» **Work to complete**:
Find all lines in the records that include the word "text", and copy them out.

» **Provided entries**:

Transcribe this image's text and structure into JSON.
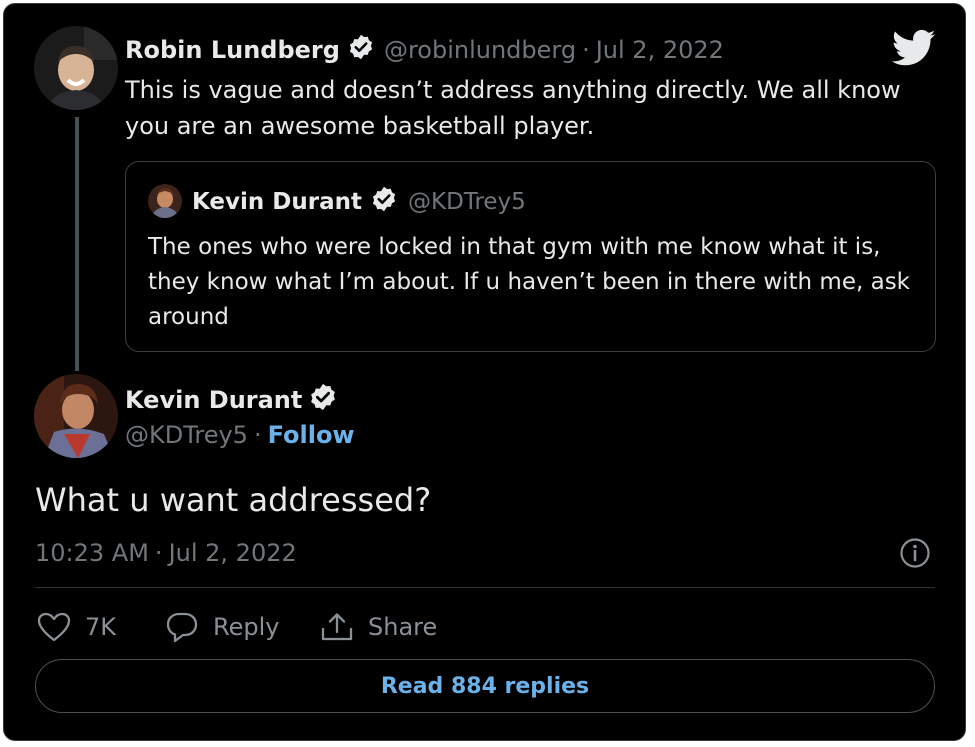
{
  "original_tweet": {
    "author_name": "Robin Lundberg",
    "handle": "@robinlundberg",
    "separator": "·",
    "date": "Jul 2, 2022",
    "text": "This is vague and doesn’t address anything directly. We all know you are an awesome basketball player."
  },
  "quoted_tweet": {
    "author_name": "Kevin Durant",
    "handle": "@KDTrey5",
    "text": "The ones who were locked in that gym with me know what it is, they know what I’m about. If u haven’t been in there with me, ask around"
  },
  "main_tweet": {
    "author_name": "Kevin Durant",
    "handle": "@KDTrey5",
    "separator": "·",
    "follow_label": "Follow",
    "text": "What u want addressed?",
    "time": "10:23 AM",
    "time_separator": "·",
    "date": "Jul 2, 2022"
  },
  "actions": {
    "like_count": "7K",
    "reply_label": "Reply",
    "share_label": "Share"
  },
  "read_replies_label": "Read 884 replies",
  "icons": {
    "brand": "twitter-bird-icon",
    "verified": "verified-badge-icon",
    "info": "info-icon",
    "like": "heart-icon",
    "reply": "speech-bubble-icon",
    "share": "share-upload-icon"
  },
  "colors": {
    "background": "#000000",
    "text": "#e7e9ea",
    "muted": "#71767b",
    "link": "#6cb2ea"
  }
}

» **Exercise solution**:
Transcribe this image's text and structure into JSON.
    "text": "This is vague and doesn’t address anything directly. We all know you are an awesome basketball player."
    "text": "The ones who were locked in that gym with me know what it is, they know what I’m about. If u haven’t been in there with me, ask around"
    "text": "What u want addressed?",
    "text": "#e7e9ea",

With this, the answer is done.